▶ **Requirement**
Nothing in the records below may change; print them all exactly.

★ ★ ★ ★ ★ ★ ★

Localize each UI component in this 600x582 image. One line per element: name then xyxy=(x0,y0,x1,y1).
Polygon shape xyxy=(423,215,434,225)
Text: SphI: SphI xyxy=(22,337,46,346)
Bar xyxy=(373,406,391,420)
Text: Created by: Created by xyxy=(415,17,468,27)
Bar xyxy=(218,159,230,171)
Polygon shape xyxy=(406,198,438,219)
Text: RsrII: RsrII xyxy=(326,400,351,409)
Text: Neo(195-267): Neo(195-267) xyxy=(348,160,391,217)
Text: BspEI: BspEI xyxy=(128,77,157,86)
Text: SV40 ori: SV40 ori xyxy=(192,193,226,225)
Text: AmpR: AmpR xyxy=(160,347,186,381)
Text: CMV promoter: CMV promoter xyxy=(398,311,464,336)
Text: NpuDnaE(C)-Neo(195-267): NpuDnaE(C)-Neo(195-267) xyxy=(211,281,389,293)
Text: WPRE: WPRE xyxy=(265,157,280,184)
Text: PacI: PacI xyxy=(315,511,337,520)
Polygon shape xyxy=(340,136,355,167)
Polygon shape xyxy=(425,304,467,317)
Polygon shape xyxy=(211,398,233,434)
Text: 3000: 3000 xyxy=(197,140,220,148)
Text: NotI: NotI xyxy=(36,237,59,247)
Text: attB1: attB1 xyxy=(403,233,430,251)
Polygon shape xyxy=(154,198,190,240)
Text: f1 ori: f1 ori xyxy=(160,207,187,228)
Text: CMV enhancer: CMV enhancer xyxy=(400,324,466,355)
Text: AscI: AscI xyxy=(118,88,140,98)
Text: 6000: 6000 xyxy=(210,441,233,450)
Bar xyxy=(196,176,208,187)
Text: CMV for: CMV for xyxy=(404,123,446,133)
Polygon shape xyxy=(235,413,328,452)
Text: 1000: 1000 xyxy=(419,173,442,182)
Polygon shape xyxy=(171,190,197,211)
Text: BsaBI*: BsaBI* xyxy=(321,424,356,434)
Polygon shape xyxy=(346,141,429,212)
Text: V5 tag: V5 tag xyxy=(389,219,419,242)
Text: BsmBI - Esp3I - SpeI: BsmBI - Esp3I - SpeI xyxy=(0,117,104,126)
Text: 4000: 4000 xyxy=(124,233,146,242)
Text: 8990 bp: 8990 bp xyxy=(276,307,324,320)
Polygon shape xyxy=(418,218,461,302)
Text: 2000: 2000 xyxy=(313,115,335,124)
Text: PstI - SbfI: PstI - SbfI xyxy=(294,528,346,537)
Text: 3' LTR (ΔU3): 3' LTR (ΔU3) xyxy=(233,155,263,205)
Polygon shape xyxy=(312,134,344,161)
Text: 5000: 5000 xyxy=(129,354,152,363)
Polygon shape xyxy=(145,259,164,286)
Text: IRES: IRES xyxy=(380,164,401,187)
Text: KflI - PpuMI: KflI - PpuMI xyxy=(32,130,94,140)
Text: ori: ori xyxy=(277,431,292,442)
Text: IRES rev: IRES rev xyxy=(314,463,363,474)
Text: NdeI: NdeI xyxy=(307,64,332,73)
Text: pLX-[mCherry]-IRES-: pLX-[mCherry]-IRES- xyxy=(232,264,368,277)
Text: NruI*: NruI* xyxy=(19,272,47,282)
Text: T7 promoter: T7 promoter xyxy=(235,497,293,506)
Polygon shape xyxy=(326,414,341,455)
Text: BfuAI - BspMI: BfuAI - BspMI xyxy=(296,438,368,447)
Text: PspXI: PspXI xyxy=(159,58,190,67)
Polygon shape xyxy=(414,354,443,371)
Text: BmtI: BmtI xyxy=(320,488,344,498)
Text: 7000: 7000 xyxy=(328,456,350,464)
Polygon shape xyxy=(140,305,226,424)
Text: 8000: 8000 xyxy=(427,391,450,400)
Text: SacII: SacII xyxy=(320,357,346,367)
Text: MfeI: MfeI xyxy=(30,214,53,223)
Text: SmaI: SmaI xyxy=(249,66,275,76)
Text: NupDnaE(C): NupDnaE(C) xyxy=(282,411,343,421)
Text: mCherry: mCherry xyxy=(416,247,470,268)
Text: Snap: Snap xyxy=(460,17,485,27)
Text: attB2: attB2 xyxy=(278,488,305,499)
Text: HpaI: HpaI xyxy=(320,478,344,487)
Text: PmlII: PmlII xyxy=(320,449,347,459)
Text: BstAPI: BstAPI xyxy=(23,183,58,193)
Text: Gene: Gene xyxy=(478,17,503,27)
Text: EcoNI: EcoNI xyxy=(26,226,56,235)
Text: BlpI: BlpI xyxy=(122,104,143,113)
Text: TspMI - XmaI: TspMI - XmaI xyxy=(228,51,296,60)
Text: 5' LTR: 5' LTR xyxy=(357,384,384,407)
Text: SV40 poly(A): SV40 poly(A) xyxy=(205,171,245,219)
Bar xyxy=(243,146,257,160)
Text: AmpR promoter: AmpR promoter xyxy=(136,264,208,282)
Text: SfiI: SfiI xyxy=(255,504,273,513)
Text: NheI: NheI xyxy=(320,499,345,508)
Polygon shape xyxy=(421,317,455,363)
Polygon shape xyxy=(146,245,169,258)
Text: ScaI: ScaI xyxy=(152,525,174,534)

★ ★ ★ ★ ★ ★ ★

▶ **Solution below**
Localize each UI component in this 600x582 image. One line per element: name then xyxy=(x0,y0,x1,y1).
Polygon shape xyxy=(423,215,434,225)
Text: SphI: SphI xyxy=(22,337,46,346)
Bar xyxy=(373,406,391,420)
Text: Created by: Created by xyxy=(415,17,468,27)
Bar xyxy=(218,159,230,171)
Polygon shape xyxy=(406,198,438,219)
Text: RsrII: RsrII xyxy=(326,400,351,409)
Text: Neo(195-267): Neo(195-267) xyxy=(348,160,391,217)
Text: BspEI: BspEI xyxy=(128,77,157,86)
Text: SV40 ori: SV40 ori xyxy=(192,193,226,225)
Text: AmpR: AmpR xyxy=(160,347,186,381)
Text: CMV promoter: CMV promoter xyxy=(398,311,464,336)
Text: NpuDnaE(C)-Neo(195-267): NpuDnaE(C)-Neo(195-267) xyxy=(211,281,389,293)
Text: WPRE: WPRE xyxy=(265,157,280,184)
Text: PacI: PacI xyxy=(315,511,337,520)
Polygon shape xyxy=(340,136,355,167)
Polygon shape xyxy=(425,304,467,317)
Polygon shape xyxy=(211,398,233,434)
Text: 3000: 3000 xyxy=(197,140,220,148)
Text: NotI: NotI xyxy=(36,237,59,247)
Text: attB1: attB1 xyxy=(403,233,430,251)
Polygon shape xyxy=(154,198,190,240)
Text: f1 ori: f1 ori xyxy=(160,207,187,228)
Text: CMV enhancer: CMV enhancer xyxy=(400,324,466,355)
Text: AscI: AscI xyxy=(118,88,140,98)
Text: 6000: 6000 xyxy=(210,441,233,450)
Bar xyxy=(196,176,208,187)
Text: CMV for: CMV for xyxy=(404,123,446,133)
Polygon shape xyxy=(235,413,328,452)
Text: 1000: 1000 xyxy=(419,173,442,182)
Polygon shape xyxy=(171,190,197,211)
Text: BsaBI*: BsaBI* xyxy=(321,424,356,434)
Polygon shape xyxy=(346,141,429,212)
Text: V5 tag: V5 tag xyxy=(389,219,419,242)
Text: BsmBI - Esp3I - SpeI: BsmBI - Esp3I - SpeI xyxy=(0,117,104,126)
Text: 4000: 4000 xyxy=(124,233,146,242)
Text: 8990 bp: 8990 bp xyxy=(276,307,324,320)
Polygon shape xyxy=(418,218,461,302)
Text: 2000: 2000 xyxy=(313,115,335,124)
Text: PstI - SbfI: PstI - SbfI xyxy=(294,528,346,537)
Text: 3' LTR (ΔU3): 3' LTR (ΔU3) xyxy=(233,155,263,205)
Polygon shape xyxy=(312,134,344,161)
Text: 5000: 5000 xyxy=(129,354,152,363)
Polygon shape xyxy=(145,259,164,286)
Text: IRES: IRES xyxy=(380,164,401,187)
Text: KflI - PpuMI: KflI - PpuMI xyxy=(32,130,94,140)
Text: ori: ori xyxy=(277,431,292,442)
Text: IRES rev: IRES rev xyxy=(314,463,363,474)
Text: NdeI: NdeI xyxy=(307,64,332,73)
Text: pLX-[mCherry]-IRES-: pLX-[mCherry]-IRES- xyxy=(232,264,368,277)
Text: NruI*: NruI* xyxy=(19,272,47,282)
Text: T7 promoter: T7 promoter xyxy=(235,497,293,506)
Polygon shape xyxy=(326,414,341,455)
Text: BfuAI - BspMI: BfuAI - BspMI xyxy=(296,438,368,447)
Text: PspXI: PspXI xyxy=(159,58,190,67)
Polygon shape xyxy=(414,354,443,371)
Text: BmtI: BmtI xyxy=(320,488,344,498)
Text: 7000: 7000 xyxy=(328,456,350,464)
Polygon shape xyxy=(140,305,226,424)
Text: 8000: 8000 xyxy=(427,391,450,400)
Text: SacII: SacII xyxy=(320,357,346,367)
Text: MfeI: MfeI xyxy=(30,214,53,223)
Text: SmaI: SmaI xyxy=(249,66,275,76)
Text: NupDnaE(C): NupDnaE(C) xyxy=(282,411,343,421)
Text: mCherry: mCherry xyxy=(416,247,470,268)
Text: Snap: Snap xyxy=(460,17,485,27)
Text: attB2: attB2 xyxy=(278,488,305,499)
Text: HpaI: HpaI xyxy=(320,478,344,487)
Text: PmlII: PmlII xyxy=(320,449,347,459)
Text: BstAPI: BstAPI xyxy=(23,183,58,193)
Text: Gene: Gene xyxy=(478,17,503,27)
Text: EcoNI: EcoNI xyxy=(26,226,56,235)
Text: BlpI: BlpI xyxy=(122,104,143,113)
Text: TspMI - XmaI: TspMI - XmaI xyxy=(228,51,296,60)
Text: 5' LTR: 5' LTR xyxy=(357,384,384,407)
Text: SV40 poly(A): SV40 poly(A) xyxy=(205,171,245,219)
Bar xyxy=(243,146,257,160)
Text: AmpR promoter: AmpR promoter xyxy=(136,264,208,282)
Text: SfiI: SfiI xyxy=(255,504,273,513)
Text: NheI: NheI xyxy=(320,499,345,508)
Polygon shape xyxy=(421,317,455,363)
Polygon shape xyxy=(146,245,169,258)
Text: ScaI: ScaI xyxy=(152,525,174,534)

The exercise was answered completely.